RECORDED DATA:
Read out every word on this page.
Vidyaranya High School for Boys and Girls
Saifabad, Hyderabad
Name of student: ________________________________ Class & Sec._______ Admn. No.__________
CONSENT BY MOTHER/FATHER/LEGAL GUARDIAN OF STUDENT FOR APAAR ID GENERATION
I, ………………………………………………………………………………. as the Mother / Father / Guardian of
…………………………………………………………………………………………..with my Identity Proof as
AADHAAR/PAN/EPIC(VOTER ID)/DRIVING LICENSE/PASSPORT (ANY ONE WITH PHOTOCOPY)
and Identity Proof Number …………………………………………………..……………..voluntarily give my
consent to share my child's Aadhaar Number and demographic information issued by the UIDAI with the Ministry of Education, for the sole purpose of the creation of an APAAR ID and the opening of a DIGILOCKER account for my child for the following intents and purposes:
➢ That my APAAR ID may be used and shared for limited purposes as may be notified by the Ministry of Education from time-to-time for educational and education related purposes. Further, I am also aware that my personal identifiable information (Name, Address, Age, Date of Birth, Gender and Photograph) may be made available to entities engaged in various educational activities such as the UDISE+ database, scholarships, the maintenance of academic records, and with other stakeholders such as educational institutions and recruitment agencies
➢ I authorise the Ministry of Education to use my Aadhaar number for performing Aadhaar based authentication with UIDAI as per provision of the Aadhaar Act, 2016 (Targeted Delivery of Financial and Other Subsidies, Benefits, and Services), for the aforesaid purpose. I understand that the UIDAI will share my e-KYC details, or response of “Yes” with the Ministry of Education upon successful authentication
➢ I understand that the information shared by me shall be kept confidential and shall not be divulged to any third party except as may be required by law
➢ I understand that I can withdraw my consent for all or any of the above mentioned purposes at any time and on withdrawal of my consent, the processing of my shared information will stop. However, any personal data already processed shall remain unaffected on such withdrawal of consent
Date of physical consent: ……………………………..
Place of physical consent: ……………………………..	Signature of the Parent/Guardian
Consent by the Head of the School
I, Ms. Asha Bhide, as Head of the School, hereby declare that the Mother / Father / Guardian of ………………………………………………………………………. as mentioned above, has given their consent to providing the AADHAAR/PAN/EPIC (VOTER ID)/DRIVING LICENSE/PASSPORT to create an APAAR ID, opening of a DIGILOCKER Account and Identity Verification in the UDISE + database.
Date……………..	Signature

WHAT IS BEING ASKED: Repeat the listing exactly, from its first line to its last.

EXPECTED OUTPUT:
Read out every word on this page.
Vidyaranya High School for Boys and Girls
Saifabad, Hyderabad
Name of student: ________________________________ Class & Sec._______ Admn. No.__________
CONSENT BY MOTHER/FATHER/LEGAL GUARDIAN OF STUDENT FOR APAAR ID GENERATION
I, ………………………………………………………………………………. as the Mother / Father / Guardian of
…………………………………………………………………………………………..with my Identity Proof as
AADHAAR/PAN/EPIC(VOTER ID)/DRIVING LICENSE/PASSPORT (ANY ONE WITH PHOTOCOPY)
and Identity Proof Number …………………………………………………..……………..voluntarily give my
consent to share my child's Aadhaar Number and demographic information issued by the UIDAI with the Ministry of Education, for the sole purpose of the creation of an APAAR ID and the opening of a DIGILOCKER account for my child for the following intents and purposes:
➢ That my APAAR ID may be used and shared for limited purposes as may be notified by the Ministry of Education from time-to-time for educational and education related purposes. Further, I am also aware that my personal identifiable information (Name, Address, Age, Date of Birth, Gender and Photograph) may be made available to entities engaged in various educational activities such as the UDISE+ database, scholarships, the maintenance of academic records, and with other stakeholders such as educational institutions and recruitment agencies
➢ I authorise the Ministry of Education to use my Aadhaar number for performing Aadhaar based authentication with UIDAI as per provision of the Aadhaar Act, 2016 (Targeted Delivery of Financial and Other Subsidies, Benefits, and Services), for the aforesaid purpose. I understand that the UIDAI will share my e-KYC details, or response of “Yes” with the Ministry of Education upon successful authentication
➢ I understand that the information shared by me shall be kept confidential and shall not be divulged to any third party except as may be required by law
➢ I understand that I can withdraw my consent for all or any of the above mentioned purposes at any time and on withdrawal of my consent, the processing of my shared information will stop. However, any personal data already processed shall remain unaffected on such withdrawal of consent
Date of physical consent: ……………………………..
Place of physical consent: ……………………………..	Signature of the Parent/Guardian
Consent by the Head of the School
I, Ms. Asha Bhide, as Head of the School, hereby declare that the Mother / Father / Guardian of ………………………………………………………………………. as mentioned above, has given their consent to providing the AADHAAR/PAN/EPIC (VOTER ID)/DRIVING LICENSE/PASSPORT to create an APAAR ID, opening of a DIGILOCKER Account and Identity Verification in the UDISE + database.
Date……………..	Signature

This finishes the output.